Quote the listing below in its entirety.

### Available data
⟨
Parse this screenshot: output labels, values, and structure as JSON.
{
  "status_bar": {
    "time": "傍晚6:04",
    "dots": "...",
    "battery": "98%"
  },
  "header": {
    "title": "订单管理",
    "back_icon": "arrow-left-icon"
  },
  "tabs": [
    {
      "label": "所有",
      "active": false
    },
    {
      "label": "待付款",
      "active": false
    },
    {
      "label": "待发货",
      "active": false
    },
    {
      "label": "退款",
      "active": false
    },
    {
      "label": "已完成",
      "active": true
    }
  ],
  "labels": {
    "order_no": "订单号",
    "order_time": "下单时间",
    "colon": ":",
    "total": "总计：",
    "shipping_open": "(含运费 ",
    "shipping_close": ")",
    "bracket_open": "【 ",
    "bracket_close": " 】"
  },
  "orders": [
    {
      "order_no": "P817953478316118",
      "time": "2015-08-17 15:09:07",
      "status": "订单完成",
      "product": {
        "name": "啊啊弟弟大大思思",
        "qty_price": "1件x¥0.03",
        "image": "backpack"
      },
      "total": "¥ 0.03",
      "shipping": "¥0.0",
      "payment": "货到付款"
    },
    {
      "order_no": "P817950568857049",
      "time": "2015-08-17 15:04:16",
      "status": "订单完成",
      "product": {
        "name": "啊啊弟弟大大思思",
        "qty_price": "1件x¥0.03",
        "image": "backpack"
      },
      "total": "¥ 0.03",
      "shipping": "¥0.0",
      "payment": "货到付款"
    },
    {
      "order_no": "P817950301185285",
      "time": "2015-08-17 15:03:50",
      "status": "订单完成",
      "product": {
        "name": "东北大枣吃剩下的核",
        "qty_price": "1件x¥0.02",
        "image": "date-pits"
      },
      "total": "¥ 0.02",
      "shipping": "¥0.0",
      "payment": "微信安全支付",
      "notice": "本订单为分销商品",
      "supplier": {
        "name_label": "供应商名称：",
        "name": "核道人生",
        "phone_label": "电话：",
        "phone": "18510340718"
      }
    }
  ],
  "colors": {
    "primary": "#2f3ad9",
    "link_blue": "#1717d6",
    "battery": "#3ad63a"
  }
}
⟩
### Answer in full
Parse this screenshot: output labels, values, and structure as JSON.
{
  "status_bar": {
    "time": "傍晚6:04",
    "dots": "...",
    "battery": "98%"
  },
  "header": {
    "title": "订单管理",
    "back_icon": "arrow-left-icon"
  },
  "tabs": [
    {
      "label": "所有",
      "active": false
    },
    {
      "label": "待付款",
      "active": false
    },
    {
      "label": "待发货",
      "active": false
    },
    {
      "label": "退款",
      "active": false
    },
    {
      "label": "已完成",
      "active": true
    }
  ],
  "labels": {
    "order_no": "订单号",
    "order_time": "下单时间",
    "colon": ":",
    "total": "总计：",
    "shipping_open": "(含运费 ",
    "shipping_close": ")",
    "bracket_open": "【 ",
    "bracket_close": " 】"
  },
  "orders": [
    {
      "order_no": "P817953478316118",
      "time": "2015-08-17 15:09:07",
      "status": "订单完成",
      "product": {
        "name": "啊啊弟弟大大思思",
        "qty_price": "1件x¥0.03",
        "image": "backpack"
      },
      "total": "¥ 0.03",
      "shipping": "¥0.0",
      "payment": "货到付款"
    },
    {
      "order_no": "P817950568857049",
      "time": "2015-08-17 15:04:16",
      "status": "订单完成",
      "product": {
        "name": "啊啊弟弟大大思思",
        "qty_price": "1件x¥0.03",
        "image": "backpack"
      },
      "total": "¥ 0.03",
      "shipping": "¥0.0",
      "payment": "货到付款"
    },
    {
      "order_no": "P817950301185285",
      "time": "2015-08-17 15:03:50",
      "status": "订单完成",
      "product": {
        "name": "东北大枣吃剩下的核",
        "qty_price": "1件x¥0.02",
        "image": "date-pits"
      },
      "total": "¥ 0.02",
      "shipping": "¥0.0",
      "payment": "微信安全支付",
      "notice": "本订单为分销商品",
      "supplier": {
        "name_label": "供应商名称：",
        "name": "核道人生",
        "phone_label": "电话：",
        "phone": "18510340718"
      }
    }
  ],
  "colors": {
    "primary": "#2f3ad9",
    "link_blue": "#1717d6",
    "battery": "#3ad63a"
  }
}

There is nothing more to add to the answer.